** Start of Provided material **

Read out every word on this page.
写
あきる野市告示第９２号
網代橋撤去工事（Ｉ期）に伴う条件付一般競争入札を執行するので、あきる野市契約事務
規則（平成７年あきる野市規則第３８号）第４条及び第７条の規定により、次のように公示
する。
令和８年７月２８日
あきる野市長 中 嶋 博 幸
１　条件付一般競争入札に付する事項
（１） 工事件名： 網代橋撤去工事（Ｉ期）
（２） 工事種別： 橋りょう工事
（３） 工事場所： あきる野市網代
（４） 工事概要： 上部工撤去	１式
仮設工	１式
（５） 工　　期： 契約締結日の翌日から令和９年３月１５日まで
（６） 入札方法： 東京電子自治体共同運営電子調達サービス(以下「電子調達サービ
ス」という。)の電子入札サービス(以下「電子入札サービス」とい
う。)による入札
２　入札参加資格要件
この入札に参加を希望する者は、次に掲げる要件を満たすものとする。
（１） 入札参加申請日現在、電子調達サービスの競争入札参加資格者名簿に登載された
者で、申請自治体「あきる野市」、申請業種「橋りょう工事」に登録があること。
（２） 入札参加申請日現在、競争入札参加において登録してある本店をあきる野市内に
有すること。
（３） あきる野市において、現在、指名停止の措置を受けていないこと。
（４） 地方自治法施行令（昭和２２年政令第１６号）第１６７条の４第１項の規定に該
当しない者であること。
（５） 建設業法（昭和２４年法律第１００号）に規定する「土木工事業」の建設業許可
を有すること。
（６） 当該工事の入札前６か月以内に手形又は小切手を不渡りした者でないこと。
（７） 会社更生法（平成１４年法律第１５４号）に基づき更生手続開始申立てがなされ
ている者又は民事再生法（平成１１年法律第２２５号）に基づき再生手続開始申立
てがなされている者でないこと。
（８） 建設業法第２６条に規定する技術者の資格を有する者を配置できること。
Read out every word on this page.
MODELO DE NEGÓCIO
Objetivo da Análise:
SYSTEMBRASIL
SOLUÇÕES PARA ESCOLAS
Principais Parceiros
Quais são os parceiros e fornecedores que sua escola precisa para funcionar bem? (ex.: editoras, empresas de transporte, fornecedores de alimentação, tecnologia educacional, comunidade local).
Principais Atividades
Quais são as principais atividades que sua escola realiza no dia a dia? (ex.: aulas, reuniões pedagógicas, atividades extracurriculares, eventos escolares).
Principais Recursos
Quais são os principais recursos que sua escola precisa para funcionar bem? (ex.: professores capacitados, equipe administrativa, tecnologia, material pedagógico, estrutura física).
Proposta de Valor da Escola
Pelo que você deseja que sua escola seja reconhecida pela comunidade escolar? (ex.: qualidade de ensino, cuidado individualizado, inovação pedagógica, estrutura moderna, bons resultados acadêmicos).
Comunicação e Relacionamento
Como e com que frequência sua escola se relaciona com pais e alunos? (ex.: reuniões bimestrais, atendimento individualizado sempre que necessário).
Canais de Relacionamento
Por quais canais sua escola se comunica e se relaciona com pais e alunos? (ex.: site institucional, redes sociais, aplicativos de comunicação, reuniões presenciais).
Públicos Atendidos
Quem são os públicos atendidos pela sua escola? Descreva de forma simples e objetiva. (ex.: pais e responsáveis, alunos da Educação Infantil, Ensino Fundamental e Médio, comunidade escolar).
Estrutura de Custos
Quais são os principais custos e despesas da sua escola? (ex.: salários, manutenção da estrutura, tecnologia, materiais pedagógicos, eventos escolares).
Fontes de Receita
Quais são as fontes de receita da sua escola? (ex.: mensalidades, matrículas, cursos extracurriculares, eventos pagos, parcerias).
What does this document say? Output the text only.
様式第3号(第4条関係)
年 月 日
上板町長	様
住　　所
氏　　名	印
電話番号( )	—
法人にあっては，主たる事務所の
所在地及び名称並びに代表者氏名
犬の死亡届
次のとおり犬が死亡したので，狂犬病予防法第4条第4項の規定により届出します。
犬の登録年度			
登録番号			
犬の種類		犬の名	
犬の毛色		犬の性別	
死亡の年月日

** End of Provided material **

Every record should be given again exactly.

Solution to this problem —
Read out every word on this page.
写
あきる野市告示第９２号
網代橋撤去工事（Ｉ期）に伴う条件付一般競争入札を執行するので、あきる野市契約事務
規則（平成７年あきる野市規則第３８号）第４条及び第７条の規定により、次のように公示
する。
令和８年７月２８日
あきる野市長 中 嶋 博 幸
１　条件付一般競争入札に付する事項
（１） 工事件名： 網代橋撤去工事（Ｉ期）
（２） 工事種別： 橋りょう工事
（３） 工事場所： あきる野市網代
（４） 工事概要： 上部工撤去	１式
仮設工	１式
（５） 工　　期： 契約締結日の翌日から令和９年３月１５日まで
（６） 入札方法： 東京電子自治体共同運営電子調達サービス(以下「電子調達サービ
ス」という。)の電子入札サービス(以下「電子入札サービス」とい
う。)による入札
２　入札参加資格要件
この入札に参加を希望する者は、次に掲げる要件を満たすものとする。
（１） 入札参加申請日現在、電子調達サービスの競争入札参加資格者名簿に登載された
者で、申請自治体「あきる野市」、申請業種「橋りょう工事」に登録があること。
（２） 入札参加申請日現在、競争入札参加において登録してある本店をあきる野市内に
有すること。
（３） あきる野市において、現在、指名停止の措置を受けていないこと。
（４） 地方自治法施行令（昭和２２年政令第１６号）第１６７条の４第１項の規定に該
当しない者であること。
（５） 建設業法（昭和２４年法律第１００号）に規定する「土木工事業」の建設業許可
を有すること。
（６） 当該工事の入札前６か月以内に手形又は小切手を不渡りした者でないこと。
（７） 会社更生法（平成１４年法律第１５４号）に基づき更生手続開始申立てがなされ
ている者又は民事再生法（平成１１年法律第２２５号）に基づき再生手続開始申立
てがなされている者でないこと。
（８） 建設業法第２６条に規定する技術者の資格を有する者を配置できること。
Read out every word on this page.
MODELO DE NEGÓCIO
Objetivo da Análise:
SYSTEMBRASIL
SOLUÇÕES PARA ESCOLAS
Principais Parceiros
Quais são os parceiros e fornecedores que sua escola precisa para funcionar bem? (ex.: editoras, empresas de transporte, fornecedores de alimentação, tecnologia educacional, comunidade local).
Principais Atividades
Quais são as principais atividades que sua escola realiza no dia a dia? (ex.: aulas, reuniões pedagógicas, atividades extracurriculares, eventos escolares).
Principais Recursos
Quais são os principais recursos que sua escola precisa para funcionar bem? (ex.: professores capacitados, equipe administrativa, tecnologia, material pedagógico, estrutura física).
Proposta de Valor da Escola
Pelo que você deseja que sua escola seja reconhecida pela comunidade escolar? (ex.: qualidade de ensino, cuidado individualizado, inovação pedagógica, estrutura moderna, bons resultados acadêmicos).
Comunicação e Relacionamento
Como e com que frequência sua escola se relaciona com pais e alunos? (ex.: reuniões bimestrais, atendimento individualizado sempre que necessário).
Canais de Relacionamento
Por quais canais sua escola se comunica e se relaciona com pais e alunos? (ex.: site institucional, redes sociais, aplicativos de comunicação, reuniões presenciais).
Públicos Atendidos
Quem são os públicos atendidos pela sua escola? Descreva de forma simples e objetiva. (ex.: pais e responsáveis, alunos da Educação Infantil, Ensino Fundamental e Médio, comunidade escolar).
Estrutura de Custos
Quais são os principais custos e despesas da sua escola? (ex.: salários, manutenção da estrutura, tecnologia, materiais pedagógicos, eventos escolares).
Fontes de Receita
Quais são as fontes de receita da sua escola? (ex.: mensalidades, matrículas, cursos extracurriculares, eventos pagos, parcerias).
What does this document say? Output the text only.
様式第3号(第4条関係)
年 月 日
上板町長	様
住　　所
氏　　名	印
電話番号( )	—
法人にあっては，主たる事務所の
所在地及び名称並びに代表者氏名
犬の死亡届
次のとおり犬が死亡したので，狂犬病予防法第4条第4項の規定により届出します。
犬の登録年度			
登録番号			
犬の種類		犬の名	
犬の毛色		犬の性別	
死亡の年月日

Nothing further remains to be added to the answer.